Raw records
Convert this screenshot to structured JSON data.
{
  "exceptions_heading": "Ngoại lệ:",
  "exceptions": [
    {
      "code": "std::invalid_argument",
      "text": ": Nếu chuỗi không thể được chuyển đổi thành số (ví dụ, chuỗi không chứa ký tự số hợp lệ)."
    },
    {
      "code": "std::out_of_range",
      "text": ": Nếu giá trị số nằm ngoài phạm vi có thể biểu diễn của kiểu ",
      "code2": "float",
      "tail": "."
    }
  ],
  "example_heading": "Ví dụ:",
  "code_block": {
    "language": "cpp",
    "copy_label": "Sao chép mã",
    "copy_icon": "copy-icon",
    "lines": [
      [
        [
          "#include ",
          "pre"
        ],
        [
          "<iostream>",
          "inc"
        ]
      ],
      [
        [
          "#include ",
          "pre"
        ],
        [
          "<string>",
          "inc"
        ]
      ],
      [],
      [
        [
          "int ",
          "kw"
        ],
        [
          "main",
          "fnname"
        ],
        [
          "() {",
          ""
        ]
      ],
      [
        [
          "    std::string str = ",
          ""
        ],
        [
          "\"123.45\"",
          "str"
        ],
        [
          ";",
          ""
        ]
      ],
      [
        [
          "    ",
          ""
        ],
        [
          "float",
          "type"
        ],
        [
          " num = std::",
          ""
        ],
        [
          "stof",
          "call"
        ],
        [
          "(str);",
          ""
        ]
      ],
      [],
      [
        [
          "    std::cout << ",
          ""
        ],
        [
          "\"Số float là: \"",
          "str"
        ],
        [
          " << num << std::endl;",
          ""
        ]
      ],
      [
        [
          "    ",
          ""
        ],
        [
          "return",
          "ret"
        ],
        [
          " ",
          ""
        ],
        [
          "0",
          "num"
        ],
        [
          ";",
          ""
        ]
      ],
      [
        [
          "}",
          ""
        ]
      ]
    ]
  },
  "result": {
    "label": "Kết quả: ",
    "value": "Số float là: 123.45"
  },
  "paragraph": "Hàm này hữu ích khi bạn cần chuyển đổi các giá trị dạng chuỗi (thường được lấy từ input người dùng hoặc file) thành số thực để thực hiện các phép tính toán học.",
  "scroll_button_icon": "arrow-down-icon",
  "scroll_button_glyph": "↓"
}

:: Requirements ::
Reproduce the listing above word for word.

:: Answer below ::
Convert this screenshot to structured JSON data.
{
  "exceptions_heading": "Ngoại lệ:",
  "exceptions": [
    {
      "code": "std::invalid_argument",
      "text": ": Nếu chuỗi không thể được chuyển đổi thành số (ví dụ, chuỗi không chứa ký tự số hợp lệ)."
    },
    {
      "code": "std::out_of_range",
      "text": ": Nếu giá trị số nằm ngoài phạm vi có thể biểu diễn của kiểu ",
      "code2": "float",
      "tail": "."
    }
  ],
  "example_heading": "Ví dụ:",
  "code_block": {
    "language": "cpp",
    "copy_label": "Sao chép mã",
    "copy_icon": "copy-icon",
    "lines": [
      [
        [
          "#include ",
          "pre"
        ],
        [
          "<iostream>",
          "inc"
        ]
      ],
      [
        [
          "#include ",
          "pre"
        ],
        [
          "<string>",
          "inc"
        ]
      ],
      [],
      [
        [
          "int ",
          "kw"
        ],
        [
          "main",
          "fnname"
        ],
        [
          "() {",
          ""
        ]
      ],
      [
        [
          "    std::string str = ",
          ""
        ],
        [
          "\"123.45\"",
          "str"
        ],
        [
          ";",
          ""
        ]
      ],
      [
        [
          "    ",
          ""
        ],
        [
          "float",
          "type"
        ],
        [
          " num = std::",
          ""
        ],
        [
          "stof",
          "call"
        ],
        [
          "(str);",
          ""
        ]
      ],
      [],
      [
        [
          "    std::cout << ",
          ""
        ],
        [
          "\"Số float là: \"",
          "str"
        ],
        [
          " << num << std::endl;",
          ""
        ]
      ],
      [
        [
          "    ",
          ""
        ],
        [
          "return",
          "ret"
        ],
        [
          " ",
          ""
        ],
        [
          "0",
          "num"
        ],
        [
          ";",
          ""
        ]
      ],
      [
        [
          "}",
          ""
        ]
      ]
    ]
  },
  "result": {
    "label": "Kết quả: ",
    "value": "Số float là: 123.45"
  },
  "paragraph": "Hàm này hữu ích khi bạn cần chuyển đổi các giá trị dạng chuỗi (thường được lấy từ input người dùng hoặc file) thành số thực để thực hiện các phép tính toán học.",
  "scroll_button_icon": "arrow-down-icon",
  "scroll_button_glyph": "↓"
}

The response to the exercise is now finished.